▸ **AVAILABLE RECORDS**:
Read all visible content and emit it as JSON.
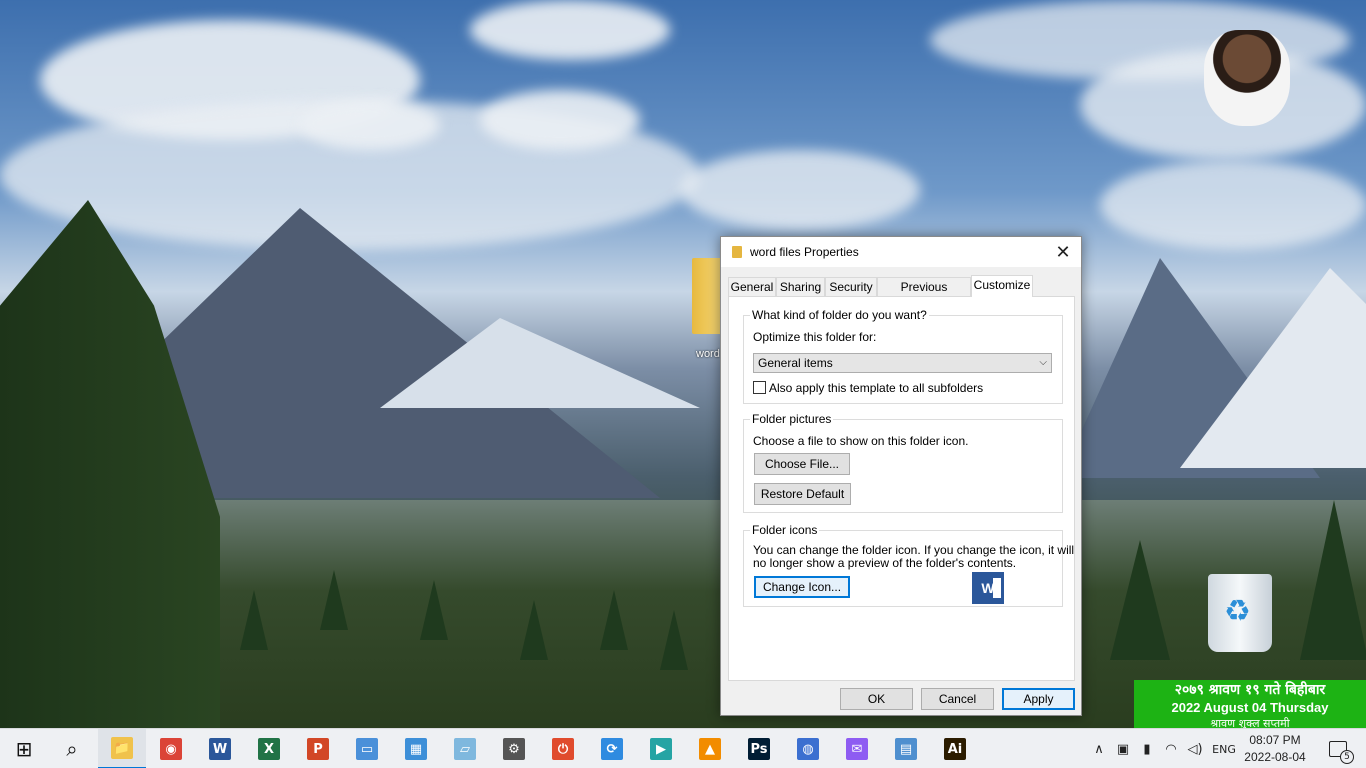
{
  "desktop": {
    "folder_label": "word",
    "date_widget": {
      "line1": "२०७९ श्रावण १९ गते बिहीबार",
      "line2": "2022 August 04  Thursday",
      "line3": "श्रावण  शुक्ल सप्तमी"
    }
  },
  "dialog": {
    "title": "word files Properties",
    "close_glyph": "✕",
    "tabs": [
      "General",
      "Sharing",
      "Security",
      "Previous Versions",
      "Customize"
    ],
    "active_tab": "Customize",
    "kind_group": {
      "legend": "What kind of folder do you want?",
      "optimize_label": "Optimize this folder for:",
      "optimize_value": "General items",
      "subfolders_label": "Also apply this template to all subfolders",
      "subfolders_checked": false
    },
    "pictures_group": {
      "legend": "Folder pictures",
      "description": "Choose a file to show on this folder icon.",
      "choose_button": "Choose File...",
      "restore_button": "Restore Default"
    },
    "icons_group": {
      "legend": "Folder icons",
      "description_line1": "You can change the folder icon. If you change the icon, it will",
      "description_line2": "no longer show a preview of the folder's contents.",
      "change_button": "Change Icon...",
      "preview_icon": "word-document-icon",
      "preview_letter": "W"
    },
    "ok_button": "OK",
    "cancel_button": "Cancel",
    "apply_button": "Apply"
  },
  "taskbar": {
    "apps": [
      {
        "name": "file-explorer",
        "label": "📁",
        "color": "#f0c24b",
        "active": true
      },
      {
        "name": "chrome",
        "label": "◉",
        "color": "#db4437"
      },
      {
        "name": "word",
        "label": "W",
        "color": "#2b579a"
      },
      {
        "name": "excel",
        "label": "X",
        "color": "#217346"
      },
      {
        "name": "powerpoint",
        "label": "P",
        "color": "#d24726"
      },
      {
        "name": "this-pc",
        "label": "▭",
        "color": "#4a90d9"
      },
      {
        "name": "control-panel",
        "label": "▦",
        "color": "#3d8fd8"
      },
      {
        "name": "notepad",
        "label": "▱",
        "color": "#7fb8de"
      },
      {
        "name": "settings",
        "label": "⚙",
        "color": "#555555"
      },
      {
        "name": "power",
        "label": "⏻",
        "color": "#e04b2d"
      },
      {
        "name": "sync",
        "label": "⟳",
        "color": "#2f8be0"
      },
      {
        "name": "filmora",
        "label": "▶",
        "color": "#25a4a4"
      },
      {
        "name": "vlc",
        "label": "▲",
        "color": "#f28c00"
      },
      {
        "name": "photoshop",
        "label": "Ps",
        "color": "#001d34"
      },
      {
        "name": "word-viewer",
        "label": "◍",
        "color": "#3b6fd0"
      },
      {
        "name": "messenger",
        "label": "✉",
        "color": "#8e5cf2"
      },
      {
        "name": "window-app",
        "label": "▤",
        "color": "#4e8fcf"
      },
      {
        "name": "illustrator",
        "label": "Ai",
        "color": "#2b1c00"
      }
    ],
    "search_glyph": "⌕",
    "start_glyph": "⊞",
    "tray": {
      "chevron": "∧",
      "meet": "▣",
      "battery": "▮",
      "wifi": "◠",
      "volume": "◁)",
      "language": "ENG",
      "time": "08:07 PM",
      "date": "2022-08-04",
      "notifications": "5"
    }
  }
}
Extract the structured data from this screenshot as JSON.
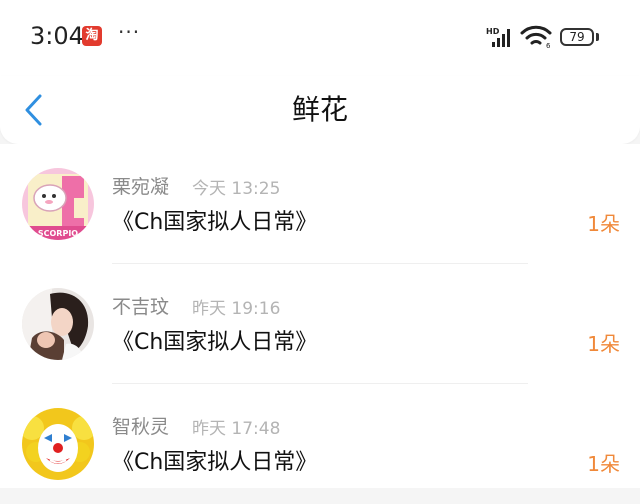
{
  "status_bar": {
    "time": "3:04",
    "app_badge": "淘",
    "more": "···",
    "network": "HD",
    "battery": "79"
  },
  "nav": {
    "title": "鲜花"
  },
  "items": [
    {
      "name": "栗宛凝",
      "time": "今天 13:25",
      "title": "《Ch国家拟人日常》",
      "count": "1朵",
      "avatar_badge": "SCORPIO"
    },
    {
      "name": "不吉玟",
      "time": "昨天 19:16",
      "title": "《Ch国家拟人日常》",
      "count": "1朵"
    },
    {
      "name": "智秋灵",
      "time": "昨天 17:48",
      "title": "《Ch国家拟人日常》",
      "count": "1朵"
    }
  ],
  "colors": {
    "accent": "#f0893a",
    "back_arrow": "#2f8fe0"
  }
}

* * *

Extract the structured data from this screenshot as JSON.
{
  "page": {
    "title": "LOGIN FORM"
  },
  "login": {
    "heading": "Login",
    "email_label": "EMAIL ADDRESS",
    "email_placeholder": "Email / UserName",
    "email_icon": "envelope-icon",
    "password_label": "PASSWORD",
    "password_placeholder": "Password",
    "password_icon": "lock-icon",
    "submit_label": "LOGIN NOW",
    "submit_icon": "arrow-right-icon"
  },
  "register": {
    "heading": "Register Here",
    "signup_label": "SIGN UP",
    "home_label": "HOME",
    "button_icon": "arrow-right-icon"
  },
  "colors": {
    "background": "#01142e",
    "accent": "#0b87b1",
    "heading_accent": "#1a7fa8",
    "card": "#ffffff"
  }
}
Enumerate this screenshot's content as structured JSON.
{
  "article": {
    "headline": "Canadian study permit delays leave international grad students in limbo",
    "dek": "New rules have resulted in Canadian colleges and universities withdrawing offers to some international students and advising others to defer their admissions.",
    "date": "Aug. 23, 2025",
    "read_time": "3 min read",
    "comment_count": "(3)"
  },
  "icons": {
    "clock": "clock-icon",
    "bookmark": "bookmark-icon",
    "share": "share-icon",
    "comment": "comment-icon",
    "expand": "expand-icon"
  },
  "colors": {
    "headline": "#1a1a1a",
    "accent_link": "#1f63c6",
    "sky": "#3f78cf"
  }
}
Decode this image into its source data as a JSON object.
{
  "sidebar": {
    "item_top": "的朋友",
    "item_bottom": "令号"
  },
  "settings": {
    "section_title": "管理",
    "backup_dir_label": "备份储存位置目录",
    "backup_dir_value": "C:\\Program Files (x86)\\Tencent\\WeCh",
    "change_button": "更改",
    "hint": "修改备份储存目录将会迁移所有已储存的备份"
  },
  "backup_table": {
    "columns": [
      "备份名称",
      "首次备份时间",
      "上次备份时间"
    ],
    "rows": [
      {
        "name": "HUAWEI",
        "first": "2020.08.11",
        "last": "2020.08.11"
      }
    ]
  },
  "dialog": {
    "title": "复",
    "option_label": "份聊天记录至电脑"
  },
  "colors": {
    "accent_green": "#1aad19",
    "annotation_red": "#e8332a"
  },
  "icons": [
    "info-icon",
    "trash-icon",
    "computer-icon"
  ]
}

▸ **GOAL**: Identify every line above that includes the word "right", and show those lines.

▸ **SOLUTION FOR THIS TASK**:
    "submit_icon": "arrow-right-icon"
    "button_icon": "arrow-right-icon"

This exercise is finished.